§ **Problem to work on**
Spot every line with the word "months" and return it.

## Start

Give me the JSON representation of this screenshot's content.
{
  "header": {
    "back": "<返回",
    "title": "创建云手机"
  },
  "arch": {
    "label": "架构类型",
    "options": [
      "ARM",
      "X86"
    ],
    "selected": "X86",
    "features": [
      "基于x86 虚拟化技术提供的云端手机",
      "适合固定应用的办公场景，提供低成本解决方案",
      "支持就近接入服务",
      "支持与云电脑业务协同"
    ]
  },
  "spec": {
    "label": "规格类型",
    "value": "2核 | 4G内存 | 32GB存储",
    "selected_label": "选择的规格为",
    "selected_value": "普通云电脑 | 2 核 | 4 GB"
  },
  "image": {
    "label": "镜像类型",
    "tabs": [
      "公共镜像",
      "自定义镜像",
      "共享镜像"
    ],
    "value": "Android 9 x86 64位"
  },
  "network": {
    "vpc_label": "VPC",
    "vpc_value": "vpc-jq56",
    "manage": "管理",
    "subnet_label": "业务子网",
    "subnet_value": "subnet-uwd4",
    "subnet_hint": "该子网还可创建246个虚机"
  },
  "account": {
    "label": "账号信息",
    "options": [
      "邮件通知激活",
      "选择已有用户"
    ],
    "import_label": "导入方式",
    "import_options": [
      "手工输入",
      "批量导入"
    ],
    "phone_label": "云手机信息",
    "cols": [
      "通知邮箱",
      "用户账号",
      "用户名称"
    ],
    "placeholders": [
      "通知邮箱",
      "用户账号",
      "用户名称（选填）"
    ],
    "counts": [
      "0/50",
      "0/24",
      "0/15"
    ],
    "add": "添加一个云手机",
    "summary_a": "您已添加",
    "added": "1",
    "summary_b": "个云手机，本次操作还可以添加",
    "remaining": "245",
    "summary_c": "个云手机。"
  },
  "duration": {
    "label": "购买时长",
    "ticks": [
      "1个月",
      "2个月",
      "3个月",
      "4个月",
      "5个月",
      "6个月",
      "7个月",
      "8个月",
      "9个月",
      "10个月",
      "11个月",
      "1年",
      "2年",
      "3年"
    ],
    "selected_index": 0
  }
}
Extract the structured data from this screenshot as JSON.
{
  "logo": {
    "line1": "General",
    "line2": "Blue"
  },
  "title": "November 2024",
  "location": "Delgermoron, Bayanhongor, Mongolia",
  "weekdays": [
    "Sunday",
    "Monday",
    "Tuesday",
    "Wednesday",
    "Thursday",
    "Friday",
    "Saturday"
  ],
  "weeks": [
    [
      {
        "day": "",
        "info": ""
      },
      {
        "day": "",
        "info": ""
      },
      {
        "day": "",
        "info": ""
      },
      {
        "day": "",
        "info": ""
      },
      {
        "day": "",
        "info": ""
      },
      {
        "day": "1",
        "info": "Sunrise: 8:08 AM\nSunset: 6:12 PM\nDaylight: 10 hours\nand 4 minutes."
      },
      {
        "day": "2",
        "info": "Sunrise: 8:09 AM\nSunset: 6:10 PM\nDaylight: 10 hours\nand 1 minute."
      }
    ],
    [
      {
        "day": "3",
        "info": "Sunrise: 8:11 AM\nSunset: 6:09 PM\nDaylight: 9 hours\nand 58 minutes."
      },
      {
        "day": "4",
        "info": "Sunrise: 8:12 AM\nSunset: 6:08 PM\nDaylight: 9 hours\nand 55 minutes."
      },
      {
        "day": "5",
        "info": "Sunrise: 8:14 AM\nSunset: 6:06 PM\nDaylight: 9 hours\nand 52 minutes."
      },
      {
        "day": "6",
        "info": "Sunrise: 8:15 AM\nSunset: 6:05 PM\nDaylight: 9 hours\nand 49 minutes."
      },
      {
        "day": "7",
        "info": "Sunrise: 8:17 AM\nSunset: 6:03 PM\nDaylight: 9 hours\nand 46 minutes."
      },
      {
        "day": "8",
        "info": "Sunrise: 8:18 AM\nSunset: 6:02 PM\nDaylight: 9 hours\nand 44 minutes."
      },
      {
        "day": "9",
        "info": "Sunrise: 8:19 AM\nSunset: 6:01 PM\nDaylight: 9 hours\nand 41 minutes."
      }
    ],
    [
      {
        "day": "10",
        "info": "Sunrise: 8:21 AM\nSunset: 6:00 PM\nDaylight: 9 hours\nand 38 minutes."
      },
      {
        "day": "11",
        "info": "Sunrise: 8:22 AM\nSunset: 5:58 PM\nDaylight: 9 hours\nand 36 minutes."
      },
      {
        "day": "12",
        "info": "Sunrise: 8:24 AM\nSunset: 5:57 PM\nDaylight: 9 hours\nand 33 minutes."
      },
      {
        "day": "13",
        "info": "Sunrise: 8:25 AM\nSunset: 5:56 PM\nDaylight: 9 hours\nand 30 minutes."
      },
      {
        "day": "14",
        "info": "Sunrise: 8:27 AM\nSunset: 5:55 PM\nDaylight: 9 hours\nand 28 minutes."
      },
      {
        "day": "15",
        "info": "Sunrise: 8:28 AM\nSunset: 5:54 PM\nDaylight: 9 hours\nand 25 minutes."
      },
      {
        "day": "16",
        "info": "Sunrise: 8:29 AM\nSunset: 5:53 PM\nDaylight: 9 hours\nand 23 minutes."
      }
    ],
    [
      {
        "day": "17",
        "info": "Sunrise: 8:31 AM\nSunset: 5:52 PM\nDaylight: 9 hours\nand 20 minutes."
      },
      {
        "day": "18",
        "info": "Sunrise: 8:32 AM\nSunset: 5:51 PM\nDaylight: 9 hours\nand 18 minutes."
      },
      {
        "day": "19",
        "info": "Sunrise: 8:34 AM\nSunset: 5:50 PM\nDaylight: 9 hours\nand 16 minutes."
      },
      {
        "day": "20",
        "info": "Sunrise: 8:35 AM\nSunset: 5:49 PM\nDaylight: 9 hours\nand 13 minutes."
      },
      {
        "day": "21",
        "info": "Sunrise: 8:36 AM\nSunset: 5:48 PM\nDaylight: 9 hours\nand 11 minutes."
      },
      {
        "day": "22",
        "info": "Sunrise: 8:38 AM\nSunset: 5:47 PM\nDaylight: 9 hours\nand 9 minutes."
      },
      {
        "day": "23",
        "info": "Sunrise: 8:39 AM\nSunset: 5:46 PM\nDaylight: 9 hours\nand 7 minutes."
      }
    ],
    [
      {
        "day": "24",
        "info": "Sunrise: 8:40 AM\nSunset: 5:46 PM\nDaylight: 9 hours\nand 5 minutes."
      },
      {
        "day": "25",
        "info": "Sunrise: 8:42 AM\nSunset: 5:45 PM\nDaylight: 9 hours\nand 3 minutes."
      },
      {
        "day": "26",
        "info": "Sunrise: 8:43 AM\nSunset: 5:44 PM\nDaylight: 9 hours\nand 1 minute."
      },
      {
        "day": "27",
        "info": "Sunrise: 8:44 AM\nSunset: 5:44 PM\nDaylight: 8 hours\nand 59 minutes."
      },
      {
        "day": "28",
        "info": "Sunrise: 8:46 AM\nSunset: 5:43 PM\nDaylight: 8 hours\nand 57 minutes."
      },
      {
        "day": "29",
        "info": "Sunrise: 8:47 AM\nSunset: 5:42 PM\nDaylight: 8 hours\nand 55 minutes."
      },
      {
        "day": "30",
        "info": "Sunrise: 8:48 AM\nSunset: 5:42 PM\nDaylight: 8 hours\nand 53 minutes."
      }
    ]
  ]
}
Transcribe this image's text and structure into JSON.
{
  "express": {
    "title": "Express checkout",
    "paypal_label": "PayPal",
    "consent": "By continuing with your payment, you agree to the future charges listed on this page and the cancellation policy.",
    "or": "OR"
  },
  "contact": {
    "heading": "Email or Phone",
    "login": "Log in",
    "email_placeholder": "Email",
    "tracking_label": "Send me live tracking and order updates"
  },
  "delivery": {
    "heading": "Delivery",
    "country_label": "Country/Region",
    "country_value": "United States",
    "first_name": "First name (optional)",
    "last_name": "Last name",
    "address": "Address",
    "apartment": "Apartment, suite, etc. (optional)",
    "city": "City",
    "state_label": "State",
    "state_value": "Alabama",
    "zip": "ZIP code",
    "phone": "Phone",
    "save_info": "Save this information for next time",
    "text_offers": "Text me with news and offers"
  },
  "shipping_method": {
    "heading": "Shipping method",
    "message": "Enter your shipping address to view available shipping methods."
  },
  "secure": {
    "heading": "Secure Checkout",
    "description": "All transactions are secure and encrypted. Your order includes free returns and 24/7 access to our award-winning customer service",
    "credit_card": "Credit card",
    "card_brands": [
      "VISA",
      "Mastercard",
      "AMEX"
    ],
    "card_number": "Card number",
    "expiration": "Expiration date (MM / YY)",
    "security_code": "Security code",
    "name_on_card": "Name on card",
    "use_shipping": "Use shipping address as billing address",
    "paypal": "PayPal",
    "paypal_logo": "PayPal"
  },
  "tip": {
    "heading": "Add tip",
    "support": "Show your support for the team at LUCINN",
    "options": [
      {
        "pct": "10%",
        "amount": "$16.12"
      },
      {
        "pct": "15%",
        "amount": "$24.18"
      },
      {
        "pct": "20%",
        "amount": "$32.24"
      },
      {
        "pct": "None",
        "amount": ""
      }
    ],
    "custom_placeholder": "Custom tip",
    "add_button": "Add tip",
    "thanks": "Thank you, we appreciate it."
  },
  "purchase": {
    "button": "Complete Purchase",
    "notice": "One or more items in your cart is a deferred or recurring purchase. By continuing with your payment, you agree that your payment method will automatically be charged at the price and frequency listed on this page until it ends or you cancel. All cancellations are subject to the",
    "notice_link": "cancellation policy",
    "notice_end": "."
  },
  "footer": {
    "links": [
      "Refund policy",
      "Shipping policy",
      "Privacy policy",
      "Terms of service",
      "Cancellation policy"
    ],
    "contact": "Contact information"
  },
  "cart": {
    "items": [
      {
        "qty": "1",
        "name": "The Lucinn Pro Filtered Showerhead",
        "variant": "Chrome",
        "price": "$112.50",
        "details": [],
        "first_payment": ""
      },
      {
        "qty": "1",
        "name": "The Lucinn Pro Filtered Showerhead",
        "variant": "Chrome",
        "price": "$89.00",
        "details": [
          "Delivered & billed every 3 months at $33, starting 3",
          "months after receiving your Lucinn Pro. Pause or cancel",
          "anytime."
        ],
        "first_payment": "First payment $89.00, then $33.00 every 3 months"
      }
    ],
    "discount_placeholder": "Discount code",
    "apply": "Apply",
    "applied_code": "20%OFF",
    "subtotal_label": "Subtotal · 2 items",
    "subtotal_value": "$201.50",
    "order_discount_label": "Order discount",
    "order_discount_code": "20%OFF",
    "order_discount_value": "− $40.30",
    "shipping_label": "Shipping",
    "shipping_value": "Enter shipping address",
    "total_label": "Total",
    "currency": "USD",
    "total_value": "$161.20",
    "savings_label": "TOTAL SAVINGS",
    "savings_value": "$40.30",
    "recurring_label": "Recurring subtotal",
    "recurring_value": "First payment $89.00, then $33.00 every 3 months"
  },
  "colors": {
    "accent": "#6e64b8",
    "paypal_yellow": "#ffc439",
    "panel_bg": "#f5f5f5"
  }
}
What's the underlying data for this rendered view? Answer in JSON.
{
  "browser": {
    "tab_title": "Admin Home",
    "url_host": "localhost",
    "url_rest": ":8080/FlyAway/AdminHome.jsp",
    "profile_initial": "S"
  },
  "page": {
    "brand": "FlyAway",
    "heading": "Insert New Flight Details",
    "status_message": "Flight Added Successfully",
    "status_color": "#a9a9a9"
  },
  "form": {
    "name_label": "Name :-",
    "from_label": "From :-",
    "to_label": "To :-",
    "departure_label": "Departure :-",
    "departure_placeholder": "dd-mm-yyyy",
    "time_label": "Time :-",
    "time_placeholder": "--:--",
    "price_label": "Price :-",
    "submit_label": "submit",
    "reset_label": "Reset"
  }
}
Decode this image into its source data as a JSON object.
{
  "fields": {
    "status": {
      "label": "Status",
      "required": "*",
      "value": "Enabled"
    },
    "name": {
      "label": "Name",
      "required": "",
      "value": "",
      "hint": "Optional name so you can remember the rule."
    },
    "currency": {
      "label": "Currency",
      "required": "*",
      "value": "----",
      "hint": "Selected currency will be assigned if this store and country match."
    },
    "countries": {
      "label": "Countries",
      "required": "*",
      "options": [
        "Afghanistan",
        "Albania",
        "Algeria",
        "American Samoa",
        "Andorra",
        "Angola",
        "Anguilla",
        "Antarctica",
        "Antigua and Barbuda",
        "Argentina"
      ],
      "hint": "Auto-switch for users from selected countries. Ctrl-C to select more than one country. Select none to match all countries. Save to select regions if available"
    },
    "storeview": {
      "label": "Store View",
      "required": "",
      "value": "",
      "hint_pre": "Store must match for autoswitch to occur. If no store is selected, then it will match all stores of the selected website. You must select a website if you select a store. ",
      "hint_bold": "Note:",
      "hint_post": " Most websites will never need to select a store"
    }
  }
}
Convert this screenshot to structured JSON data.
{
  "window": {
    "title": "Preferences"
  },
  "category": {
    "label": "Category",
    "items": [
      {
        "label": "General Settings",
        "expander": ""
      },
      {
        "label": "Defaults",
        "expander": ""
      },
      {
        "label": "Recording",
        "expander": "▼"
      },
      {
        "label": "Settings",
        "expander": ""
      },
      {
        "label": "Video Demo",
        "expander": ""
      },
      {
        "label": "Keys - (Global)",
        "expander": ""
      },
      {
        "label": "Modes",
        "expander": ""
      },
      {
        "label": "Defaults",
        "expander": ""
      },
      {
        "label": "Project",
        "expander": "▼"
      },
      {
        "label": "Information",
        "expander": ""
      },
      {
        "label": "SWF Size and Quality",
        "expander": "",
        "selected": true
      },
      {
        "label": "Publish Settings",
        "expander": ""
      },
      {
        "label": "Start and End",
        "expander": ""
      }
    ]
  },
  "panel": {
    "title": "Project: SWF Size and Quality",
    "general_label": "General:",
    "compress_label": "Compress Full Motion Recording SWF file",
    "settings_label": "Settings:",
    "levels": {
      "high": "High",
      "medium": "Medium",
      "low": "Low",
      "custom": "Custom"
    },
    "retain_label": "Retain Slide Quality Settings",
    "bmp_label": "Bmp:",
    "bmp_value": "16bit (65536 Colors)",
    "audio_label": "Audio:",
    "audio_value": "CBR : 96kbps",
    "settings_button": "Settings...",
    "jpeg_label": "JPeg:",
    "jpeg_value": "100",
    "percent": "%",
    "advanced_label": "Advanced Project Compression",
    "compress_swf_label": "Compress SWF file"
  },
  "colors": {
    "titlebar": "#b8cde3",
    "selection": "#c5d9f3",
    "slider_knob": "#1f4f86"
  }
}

## End

§ **Expected answer**
          "Delivered & billed every 3 months at $33, starting 3",
          "months after receiving your Lucinn Pro. Pause or cancel",
        "first_payment": "First payment $89.00, then $33.00 every 3 months"
    "recurring_value": "First payment $89.00, then $33.00 every 3 months"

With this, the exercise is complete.